Extrait du document:
________

Une cyberattaque contre Collins Aerospace perturbe l’enregistrement dans les principaux aéroports européens
Les principaux aéroports européens, dont London Heathrow, Berlin Brandenburg et l’aéroport de Bruxelles, ont subi d’importantes perturbations le 20 septembre après une cyberattaque qui a frappé les systèmes gérés par Collins Aerospace, une entreprise américaine d’aéronautique et de défense fournissant des systèmes d’embarquement et de gestion des bagages aux aéroports du monde entier. Des centaines de vols ont été annulés ou retardés, laissant des dizaines de milliers de passagers bloqués et paralysant partiellement le trafic aérien à travers le continent. Les voyageurs coréens en route vers l’Europe ont également subi de graves inconvénients. Des experts en cybersécurité ont soulevé des soupçons d’implication russe.
L’aéroport de London Heathrow, le hub international le plus fréquenté d’Europe avec plus de 130 000 passagers quotidiens, a vu ses systèmes de check-in et de gestion automatisée des bagages s’arrêter dès le matin. Les passagers ont fait la queue aux comptoirs manuels, provoquant des retards en cascade. La BBC a rapporté : « Des alertes de ‘retard’ clignotaient sur les écrans de l’aéroport, avec des milliers de personnes manquant leurs vols. »

________

Activité 1: Indiquez si chacune de ces affirmations s'accorde avec l'extrait, en répondant oui ou non et en citant les mots décisifs de l'extrait : (a) Collins Aerospace est une entreprise américaine ; (b) l'aéroport de London Heathrow accueille plus de 200 000 passagers par jour ; (c) les perturbations ont eu lieu le 20 septembre.
Activité 2: Veuillez recopier le passage de l'extrait qui va de « Une cyberattaque contre » jusqu'à « soupçons d’implication russe. », en remplaçant « Collins Aerospace » par « ce prestataire ».
Les fiches n'ont aucun lien avec l'extrait.

________

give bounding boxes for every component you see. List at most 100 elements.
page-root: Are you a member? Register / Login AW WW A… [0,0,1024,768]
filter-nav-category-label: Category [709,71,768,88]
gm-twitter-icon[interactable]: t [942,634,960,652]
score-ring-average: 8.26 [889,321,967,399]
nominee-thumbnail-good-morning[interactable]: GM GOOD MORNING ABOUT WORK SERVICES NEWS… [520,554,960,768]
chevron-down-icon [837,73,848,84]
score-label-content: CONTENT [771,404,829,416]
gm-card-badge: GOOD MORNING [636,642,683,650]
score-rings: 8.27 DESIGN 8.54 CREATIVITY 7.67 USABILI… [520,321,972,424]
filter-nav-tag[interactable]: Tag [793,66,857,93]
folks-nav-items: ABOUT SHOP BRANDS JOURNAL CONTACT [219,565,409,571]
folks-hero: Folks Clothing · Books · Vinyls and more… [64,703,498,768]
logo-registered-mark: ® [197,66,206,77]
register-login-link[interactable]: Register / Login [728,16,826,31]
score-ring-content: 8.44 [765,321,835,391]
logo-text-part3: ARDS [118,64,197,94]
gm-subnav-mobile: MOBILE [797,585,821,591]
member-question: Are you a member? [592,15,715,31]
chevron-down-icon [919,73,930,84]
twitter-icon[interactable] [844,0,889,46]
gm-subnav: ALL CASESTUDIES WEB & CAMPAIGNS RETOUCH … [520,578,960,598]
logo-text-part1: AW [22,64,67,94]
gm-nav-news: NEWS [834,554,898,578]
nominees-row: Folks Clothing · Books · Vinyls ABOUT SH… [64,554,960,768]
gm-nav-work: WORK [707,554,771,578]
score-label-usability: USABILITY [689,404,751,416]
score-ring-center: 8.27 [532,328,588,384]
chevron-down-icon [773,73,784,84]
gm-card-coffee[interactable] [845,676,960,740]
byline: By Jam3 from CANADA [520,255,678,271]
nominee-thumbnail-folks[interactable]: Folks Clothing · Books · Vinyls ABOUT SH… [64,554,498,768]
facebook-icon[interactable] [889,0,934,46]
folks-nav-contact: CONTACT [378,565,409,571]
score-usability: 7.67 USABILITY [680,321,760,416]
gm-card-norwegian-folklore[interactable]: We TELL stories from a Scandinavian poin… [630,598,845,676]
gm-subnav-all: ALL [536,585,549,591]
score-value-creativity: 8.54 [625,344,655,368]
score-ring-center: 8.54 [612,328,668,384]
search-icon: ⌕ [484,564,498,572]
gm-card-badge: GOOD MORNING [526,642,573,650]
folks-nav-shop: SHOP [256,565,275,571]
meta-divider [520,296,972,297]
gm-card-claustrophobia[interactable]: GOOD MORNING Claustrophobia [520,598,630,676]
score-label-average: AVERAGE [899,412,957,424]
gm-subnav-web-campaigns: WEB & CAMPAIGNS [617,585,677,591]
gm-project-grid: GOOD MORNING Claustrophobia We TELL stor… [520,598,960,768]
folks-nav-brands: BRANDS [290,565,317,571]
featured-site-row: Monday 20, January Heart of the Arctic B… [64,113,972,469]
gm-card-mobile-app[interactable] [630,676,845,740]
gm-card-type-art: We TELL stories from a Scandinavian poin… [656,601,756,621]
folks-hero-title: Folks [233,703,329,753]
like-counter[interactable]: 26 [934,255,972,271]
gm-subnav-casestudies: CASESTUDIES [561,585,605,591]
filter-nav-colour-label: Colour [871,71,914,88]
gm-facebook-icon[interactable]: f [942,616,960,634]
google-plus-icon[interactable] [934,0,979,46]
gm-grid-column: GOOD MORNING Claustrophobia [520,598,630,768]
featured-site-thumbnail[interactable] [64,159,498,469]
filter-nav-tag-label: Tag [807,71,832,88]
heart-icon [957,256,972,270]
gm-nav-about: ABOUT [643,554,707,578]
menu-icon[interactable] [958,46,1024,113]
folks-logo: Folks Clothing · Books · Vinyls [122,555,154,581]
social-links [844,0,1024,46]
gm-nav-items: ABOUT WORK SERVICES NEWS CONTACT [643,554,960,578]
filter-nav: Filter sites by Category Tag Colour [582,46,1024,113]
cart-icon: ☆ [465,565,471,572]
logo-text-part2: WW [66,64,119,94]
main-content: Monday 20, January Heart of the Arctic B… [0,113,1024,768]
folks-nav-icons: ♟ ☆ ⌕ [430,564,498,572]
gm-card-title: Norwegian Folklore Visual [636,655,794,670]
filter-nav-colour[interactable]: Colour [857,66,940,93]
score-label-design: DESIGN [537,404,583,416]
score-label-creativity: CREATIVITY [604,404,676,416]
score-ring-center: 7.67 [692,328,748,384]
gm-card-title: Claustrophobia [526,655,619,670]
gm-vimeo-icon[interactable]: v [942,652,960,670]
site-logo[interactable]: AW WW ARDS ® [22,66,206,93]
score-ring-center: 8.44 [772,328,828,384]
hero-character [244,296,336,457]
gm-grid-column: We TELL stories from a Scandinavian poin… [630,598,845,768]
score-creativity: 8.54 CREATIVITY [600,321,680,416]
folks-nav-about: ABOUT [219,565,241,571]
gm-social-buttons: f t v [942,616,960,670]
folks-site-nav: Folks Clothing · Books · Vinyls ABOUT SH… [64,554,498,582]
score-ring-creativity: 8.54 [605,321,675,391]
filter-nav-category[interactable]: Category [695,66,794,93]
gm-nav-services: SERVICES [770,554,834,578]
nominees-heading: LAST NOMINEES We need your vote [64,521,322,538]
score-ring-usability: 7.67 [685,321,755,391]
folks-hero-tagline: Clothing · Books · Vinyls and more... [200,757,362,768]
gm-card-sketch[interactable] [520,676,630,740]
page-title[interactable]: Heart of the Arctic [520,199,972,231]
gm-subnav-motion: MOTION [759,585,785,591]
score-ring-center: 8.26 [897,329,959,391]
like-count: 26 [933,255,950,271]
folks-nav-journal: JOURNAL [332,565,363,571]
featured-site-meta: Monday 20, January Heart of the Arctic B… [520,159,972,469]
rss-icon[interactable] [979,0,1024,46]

________

Réponse attendue 1:
(a) Oui : « une entreprise américaine d’aéronautique et de défense »
(b) Non : « plus de 130 000 passagers quotidiens »
(c) Oui : « le 20 septembre »

Réponse attendue 2:
Une cyberattaque contre ce prestataire perturbe l’enregistrement dans les principaux aéroports européens
Les principaux aéroports européens, dont London Heathrow, Berlin Brandenburg et l’aéroport de Bruxelles, ont subi d’importantes perturbations le 20 septembre après une cyberattaque qui a frappé les systèmes gérés par ce prestataire, une entreprise américaine d’aéronautique et de défense fournissant des systèmes d’embarquement et de gestion des bagages aux aéroports du monde entier. Des centaines de vols ont été annulés ou retardés, laissant des dizaines de milliers de passagers bloqués et paralysant partiellement le trafic aérien à travers le continent. Les voyageurs coréens en route vers l’Europe ont également subi de graves inconvénients. Des experts en cybersécurité ont soulevé des soupçons d’implication russe.